Exercise a ▸ According to the notes on optimization techniques, how much faster does optimized code run than unoptimized code?

Supplied passage ▸
====
# Optimization techniques
 - Loop unrolling
 - Loop interchange
 - Vectorizing operations
 - Loop unswitching
 - Loop nest optimization
 - Loop invariant code motion
 - Inlining
 - Machine specific optimizations

## Why optimzation techniques are important
- Optimized code runs at least 5 times faster than unoptimized code (a factor of 50 is not unheard of)
- The compiler can't always recognize when it can apply an optimization technique, so it becomes your responsibility
- If the compiler is to aggressive in its optimizations, it can create bugs

## Anatomy of a loop

In [2]:
import numpy as np
outA=np.zeros(1000000)
inA=np.zeros(1000000)
for i in range(outA.shape[0]):
    outA[i]=inA[i]*inA[i]

i=0
do{
  if i >=n: break
  outA[i]=inA[i]*inA[i]
  i=i+1
}
  

## Loop unrolling
 

By unrolling the loop we have less jumps and conditional checks. The longer code will take up more registers.
====
Supplied material ▸

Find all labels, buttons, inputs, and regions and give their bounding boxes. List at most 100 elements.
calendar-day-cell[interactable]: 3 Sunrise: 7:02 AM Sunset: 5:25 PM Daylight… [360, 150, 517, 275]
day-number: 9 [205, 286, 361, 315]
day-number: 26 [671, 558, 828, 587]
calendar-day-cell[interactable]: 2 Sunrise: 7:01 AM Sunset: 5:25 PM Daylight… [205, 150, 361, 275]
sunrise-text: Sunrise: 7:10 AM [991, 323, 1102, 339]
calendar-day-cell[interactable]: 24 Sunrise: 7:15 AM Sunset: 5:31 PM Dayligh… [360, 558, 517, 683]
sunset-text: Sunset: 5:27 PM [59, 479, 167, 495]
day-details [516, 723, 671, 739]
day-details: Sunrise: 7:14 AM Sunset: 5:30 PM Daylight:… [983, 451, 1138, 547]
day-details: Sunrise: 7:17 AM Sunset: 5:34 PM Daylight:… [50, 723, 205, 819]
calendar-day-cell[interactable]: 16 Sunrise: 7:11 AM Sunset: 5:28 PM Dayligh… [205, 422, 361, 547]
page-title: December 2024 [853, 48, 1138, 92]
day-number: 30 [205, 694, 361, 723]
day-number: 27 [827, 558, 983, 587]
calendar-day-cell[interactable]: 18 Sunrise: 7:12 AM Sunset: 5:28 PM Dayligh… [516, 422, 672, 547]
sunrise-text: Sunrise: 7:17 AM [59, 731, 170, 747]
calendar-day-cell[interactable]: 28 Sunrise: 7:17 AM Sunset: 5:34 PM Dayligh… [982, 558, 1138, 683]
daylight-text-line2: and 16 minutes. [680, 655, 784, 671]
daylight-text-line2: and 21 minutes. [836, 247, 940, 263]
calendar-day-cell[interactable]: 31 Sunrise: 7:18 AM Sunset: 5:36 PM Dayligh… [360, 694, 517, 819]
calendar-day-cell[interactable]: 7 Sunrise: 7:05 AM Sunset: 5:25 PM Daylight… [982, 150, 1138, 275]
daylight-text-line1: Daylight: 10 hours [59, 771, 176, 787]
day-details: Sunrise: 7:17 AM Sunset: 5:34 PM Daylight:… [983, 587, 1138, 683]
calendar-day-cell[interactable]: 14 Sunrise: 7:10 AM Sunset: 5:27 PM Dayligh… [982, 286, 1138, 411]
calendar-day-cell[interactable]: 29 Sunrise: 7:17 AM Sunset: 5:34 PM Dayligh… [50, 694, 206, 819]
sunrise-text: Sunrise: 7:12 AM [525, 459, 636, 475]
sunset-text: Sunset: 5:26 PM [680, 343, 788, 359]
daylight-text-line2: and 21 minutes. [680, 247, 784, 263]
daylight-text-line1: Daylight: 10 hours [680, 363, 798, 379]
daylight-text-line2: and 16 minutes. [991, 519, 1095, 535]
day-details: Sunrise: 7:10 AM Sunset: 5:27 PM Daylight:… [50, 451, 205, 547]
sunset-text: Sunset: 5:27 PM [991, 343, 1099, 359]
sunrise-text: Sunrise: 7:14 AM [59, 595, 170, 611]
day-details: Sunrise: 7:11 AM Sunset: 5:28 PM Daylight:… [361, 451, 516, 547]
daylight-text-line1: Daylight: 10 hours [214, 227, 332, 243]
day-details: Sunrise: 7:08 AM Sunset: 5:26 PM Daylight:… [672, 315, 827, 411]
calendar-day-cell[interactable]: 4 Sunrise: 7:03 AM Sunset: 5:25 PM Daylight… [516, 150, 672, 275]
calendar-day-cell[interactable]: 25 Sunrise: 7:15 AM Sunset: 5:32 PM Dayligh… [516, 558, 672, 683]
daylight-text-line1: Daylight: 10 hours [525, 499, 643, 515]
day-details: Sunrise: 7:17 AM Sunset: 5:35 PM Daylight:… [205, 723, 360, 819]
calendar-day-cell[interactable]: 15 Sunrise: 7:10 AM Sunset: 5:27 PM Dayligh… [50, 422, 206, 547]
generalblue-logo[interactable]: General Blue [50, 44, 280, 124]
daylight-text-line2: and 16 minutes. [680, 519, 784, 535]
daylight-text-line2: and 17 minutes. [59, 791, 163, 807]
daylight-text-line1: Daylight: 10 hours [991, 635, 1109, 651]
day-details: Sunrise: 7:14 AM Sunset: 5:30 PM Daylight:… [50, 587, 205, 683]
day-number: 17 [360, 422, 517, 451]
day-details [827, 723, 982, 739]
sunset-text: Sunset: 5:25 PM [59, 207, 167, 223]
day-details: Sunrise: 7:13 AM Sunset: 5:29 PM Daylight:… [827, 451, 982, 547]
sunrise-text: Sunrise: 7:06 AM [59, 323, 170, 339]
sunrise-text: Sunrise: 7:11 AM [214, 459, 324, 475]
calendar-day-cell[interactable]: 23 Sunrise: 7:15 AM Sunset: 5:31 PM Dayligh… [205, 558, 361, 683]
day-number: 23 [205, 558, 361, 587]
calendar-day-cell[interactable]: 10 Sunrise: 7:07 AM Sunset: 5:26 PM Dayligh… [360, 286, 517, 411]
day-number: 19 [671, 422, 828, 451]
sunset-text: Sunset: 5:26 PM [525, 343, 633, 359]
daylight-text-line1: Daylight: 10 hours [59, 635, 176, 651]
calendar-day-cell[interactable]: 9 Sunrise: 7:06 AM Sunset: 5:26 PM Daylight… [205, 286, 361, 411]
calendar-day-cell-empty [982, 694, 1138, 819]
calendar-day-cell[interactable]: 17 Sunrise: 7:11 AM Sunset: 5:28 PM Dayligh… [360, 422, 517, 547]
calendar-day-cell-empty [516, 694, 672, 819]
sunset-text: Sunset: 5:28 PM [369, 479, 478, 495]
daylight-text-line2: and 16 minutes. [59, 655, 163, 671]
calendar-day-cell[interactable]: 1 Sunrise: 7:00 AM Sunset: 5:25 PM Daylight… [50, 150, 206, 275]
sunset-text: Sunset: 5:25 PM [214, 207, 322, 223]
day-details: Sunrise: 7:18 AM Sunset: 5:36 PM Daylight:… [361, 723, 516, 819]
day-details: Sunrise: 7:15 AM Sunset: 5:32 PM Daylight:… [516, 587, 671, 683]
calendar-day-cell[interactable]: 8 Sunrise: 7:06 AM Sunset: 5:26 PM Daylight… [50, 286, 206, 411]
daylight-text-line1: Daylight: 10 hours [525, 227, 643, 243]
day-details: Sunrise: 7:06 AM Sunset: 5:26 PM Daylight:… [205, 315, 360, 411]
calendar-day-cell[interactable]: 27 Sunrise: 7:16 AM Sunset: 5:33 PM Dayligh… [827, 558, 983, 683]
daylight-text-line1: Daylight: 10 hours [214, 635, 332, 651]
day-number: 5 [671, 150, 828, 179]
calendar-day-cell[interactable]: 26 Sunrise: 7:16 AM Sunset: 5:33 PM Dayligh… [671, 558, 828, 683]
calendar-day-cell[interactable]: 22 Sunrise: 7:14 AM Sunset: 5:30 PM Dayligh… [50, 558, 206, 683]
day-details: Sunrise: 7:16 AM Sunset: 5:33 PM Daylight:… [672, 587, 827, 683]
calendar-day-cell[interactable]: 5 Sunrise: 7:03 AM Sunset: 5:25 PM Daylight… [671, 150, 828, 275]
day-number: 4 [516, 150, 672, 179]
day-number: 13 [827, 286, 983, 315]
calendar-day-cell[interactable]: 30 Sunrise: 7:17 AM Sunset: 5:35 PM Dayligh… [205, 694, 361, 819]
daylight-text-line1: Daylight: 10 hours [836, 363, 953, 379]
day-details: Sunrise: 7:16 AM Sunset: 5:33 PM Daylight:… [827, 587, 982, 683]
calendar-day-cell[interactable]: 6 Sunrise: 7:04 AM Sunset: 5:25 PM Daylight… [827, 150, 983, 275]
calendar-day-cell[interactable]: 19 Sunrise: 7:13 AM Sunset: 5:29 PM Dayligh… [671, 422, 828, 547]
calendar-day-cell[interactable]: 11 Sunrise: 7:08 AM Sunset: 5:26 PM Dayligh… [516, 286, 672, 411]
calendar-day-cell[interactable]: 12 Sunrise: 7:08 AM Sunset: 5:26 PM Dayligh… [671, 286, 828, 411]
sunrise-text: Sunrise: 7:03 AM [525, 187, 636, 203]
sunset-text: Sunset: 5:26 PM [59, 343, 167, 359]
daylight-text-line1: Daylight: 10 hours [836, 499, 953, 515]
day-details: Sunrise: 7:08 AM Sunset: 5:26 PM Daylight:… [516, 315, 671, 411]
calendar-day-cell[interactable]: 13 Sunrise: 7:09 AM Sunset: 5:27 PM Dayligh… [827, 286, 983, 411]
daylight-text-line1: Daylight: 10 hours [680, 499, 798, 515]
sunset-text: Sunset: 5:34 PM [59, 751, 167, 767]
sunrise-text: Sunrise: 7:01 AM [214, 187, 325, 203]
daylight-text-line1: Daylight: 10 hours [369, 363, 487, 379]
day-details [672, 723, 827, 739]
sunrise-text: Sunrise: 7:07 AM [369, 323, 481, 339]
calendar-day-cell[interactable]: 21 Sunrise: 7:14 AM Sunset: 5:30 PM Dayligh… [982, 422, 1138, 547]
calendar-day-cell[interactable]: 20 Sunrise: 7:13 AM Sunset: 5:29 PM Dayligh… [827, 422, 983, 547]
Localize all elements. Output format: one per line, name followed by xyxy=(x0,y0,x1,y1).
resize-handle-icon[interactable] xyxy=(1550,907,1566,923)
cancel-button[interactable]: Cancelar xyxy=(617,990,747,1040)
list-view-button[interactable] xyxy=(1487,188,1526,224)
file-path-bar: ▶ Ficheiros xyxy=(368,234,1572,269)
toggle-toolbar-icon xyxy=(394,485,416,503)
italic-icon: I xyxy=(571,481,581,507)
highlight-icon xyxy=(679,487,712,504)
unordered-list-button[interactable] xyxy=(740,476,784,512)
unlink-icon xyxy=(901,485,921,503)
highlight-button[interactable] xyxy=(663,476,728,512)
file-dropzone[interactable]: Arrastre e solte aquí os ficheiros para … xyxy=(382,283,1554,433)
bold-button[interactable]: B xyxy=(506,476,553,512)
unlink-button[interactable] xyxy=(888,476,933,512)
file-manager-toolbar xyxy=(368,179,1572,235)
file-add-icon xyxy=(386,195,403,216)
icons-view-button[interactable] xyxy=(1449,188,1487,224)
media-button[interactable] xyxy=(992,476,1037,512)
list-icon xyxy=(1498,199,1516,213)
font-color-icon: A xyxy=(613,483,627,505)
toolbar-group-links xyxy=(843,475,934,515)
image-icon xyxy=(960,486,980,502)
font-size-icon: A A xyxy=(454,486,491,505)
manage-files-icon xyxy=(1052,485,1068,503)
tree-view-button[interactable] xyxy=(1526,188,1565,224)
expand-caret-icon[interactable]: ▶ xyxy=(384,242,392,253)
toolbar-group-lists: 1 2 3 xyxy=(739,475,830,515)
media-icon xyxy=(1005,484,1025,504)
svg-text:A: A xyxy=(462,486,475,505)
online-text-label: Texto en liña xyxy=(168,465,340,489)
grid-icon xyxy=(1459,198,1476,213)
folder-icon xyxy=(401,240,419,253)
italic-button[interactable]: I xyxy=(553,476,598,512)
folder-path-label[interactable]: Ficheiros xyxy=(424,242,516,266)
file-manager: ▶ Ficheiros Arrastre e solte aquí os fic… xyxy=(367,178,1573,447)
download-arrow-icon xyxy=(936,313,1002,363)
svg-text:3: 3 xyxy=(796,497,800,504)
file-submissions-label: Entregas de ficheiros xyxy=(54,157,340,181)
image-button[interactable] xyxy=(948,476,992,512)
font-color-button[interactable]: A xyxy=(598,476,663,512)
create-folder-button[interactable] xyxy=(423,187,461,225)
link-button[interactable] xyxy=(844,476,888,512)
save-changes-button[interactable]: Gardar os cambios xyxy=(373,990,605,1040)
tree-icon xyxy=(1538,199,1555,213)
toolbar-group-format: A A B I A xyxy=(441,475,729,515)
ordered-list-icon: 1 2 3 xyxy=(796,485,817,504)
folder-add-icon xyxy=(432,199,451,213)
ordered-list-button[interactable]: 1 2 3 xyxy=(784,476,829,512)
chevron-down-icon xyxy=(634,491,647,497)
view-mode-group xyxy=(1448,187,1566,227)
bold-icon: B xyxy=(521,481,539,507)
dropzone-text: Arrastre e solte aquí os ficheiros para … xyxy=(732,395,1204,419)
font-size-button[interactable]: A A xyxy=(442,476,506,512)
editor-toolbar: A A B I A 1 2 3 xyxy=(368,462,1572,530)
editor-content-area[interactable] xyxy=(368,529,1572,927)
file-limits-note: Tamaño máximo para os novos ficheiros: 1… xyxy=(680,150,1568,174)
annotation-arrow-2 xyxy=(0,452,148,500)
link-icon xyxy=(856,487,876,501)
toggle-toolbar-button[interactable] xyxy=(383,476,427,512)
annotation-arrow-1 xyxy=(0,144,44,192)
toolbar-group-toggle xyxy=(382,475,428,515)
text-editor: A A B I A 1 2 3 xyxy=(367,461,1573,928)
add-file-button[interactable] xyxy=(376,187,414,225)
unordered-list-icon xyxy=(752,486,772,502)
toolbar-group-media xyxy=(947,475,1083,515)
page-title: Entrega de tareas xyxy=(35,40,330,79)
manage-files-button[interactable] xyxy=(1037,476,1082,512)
====
Exercise b ▸ Convert the records, from their first line up to and including the line with "sunrise-text: Sunrise: 7:10", into a numbered list without blank lines.

Complete output a ▸ Optimized code runs at least 5 times faster, and a factor of 50 is not unheard of.

Complete output b ▸
1. Find all labels, buttons, inputs, and regions and give their bounding boxes. List at most 100 elements.
2. calendar-day-cell[interactable]: 3 Sunrise: 7:02 AM Sunset: 5:25 PM Daylight… [360, 150, 517, 275]
3. day-number: 9 [205, 286, 361, 315]
4. day-number: 26 [671, 558, 828, 587]
5. calendar-day-cell[interactable]: 2 Sunrise: 7:01 AM Sunset: 5:25 PM Daylight… [205, 150, 361, 275]
6. sunrise-text: Sunrise: 7:10 AM [991, 323, 1102, 339]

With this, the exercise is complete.